— Begin —
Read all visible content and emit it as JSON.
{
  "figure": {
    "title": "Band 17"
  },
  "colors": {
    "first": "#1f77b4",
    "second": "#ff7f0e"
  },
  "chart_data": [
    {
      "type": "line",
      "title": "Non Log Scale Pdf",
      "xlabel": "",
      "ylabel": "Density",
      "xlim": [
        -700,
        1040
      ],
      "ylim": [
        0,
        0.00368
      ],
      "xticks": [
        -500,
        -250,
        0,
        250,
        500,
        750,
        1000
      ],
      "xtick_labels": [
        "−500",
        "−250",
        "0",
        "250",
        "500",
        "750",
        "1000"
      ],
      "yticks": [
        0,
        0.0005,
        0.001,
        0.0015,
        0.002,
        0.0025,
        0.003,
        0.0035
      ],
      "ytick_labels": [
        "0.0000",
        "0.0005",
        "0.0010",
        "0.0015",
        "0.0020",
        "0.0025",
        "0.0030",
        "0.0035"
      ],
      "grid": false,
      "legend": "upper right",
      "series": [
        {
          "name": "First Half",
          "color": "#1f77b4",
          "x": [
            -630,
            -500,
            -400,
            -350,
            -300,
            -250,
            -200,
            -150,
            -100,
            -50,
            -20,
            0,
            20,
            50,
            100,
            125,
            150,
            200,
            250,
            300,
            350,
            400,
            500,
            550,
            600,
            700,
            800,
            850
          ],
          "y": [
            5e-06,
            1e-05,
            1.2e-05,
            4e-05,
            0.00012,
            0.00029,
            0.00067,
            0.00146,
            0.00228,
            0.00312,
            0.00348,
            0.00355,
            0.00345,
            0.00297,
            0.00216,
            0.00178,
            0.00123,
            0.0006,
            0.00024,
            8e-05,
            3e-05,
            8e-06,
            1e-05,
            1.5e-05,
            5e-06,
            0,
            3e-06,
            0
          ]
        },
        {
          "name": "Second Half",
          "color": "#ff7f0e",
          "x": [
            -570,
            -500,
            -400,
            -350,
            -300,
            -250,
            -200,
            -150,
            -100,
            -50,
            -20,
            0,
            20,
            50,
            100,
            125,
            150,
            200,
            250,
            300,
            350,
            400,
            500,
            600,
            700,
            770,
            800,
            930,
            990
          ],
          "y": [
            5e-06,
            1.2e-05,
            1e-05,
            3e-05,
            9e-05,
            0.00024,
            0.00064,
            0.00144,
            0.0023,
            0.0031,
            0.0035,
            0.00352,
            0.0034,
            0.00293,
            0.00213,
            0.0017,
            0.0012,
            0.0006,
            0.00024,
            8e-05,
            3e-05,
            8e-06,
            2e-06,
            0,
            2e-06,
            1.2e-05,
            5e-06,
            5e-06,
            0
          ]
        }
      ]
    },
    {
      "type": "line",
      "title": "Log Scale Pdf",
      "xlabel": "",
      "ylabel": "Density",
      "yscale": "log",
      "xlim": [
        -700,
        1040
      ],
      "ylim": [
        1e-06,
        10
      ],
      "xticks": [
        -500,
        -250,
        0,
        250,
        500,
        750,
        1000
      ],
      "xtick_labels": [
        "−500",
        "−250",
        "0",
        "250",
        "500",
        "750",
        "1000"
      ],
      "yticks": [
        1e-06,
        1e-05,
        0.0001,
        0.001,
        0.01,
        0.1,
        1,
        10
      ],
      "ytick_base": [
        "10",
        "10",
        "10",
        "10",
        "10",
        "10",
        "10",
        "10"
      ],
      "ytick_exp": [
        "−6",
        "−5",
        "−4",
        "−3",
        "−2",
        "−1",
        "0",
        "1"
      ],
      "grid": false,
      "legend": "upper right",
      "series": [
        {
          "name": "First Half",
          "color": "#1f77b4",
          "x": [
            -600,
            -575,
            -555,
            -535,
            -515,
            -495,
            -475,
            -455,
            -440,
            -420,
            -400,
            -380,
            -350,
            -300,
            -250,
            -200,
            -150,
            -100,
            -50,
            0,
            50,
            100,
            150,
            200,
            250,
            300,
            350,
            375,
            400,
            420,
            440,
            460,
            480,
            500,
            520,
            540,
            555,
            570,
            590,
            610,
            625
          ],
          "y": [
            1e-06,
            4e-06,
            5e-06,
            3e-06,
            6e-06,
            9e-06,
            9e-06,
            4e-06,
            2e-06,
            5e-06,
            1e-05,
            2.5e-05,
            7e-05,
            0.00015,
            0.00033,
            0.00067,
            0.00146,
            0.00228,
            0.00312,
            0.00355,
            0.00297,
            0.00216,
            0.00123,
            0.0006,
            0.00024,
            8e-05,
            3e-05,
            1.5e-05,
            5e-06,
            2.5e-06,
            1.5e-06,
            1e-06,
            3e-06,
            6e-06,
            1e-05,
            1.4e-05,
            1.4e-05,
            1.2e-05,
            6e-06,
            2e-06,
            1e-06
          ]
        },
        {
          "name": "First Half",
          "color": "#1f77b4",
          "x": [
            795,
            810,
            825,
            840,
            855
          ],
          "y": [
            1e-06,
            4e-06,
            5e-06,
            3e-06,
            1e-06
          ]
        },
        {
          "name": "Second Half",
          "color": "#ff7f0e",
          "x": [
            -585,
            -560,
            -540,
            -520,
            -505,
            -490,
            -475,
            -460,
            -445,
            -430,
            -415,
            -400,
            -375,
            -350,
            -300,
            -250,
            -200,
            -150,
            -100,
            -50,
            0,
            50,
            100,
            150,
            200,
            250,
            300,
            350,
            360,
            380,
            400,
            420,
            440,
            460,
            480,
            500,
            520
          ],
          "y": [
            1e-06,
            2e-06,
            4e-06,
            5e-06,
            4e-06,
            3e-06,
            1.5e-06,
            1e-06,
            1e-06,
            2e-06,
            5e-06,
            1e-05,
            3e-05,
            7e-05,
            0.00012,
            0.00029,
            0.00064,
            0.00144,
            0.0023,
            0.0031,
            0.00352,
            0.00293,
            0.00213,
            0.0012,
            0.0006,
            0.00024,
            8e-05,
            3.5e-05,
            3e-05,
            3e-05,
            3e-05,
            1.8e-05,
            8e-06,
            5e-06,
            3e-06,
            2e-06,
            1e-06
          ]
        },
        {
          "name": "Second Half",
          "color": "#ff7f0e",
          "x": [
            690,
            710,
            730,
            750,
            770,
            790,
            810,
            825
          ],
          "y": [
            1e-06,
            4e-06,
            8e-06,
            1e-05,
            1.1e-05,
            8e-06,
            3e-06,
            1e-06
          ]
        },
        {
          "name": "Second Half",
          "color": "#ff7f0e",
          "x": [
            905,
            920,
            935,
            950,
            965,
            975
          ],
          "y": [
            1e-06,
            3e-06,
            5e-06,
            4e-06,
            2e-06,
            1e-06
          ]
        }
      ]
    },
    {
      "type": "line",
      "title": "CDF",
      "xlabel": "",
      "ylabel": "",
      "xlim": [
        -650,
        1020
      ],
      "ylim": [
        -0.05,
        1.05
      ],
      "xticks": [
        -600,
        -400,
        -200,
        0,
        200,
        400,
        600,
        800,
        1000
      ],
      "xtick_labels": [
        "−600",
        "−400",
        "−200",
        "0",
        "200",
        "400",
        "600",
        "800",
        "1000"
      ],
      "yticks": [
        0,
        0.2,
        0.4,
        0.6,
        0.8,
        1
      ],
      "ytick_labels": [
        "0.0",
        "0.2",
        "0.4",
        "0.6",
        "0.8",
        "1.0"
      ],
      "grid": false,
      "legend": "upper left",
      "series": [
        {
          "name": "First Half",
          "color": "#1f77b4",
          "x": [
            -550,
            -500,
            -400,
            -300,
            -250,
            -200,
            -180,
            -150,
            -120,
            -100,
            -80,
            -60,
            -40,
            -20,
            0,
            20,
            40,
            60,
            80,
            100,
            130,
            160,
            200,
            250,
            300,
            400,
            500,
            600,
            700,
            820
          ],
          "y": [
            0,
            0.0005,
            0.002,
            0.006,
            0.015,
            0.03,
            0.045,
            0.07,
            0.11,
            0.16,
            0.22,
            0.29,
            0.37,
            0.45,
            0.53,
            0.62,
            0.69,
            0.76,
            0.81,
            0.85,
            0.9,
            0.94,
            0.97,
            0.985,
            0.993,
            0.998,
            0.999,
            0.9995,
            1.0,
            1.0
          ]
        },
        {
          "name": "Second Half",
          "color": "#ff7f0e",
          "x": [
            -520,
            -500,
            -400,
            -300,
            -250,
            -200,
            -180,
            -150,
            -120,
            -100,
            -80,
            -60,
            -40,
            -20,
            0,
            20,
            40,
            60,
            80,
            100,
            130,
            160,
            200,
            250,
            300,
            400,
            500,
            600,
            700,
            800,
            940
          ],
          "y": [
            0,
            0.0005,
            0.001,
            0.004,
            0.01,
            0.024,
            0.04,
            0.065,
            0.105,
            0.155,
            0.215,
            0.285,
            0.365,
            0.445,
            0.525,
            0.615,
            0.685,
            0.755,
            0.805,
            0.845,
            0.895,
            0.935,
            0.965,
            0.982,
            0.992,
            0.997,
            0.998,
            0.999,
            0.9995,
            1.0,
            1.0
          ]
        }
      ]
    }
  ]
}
— End —
Job: Scan the material above for the string "title" and report each line where you find it.

Final answer:
    "title": "Band 17"
      "title": "Non Log Scale Pdf",
      "title": "Log Scale Pdf",
      "title": "CDF",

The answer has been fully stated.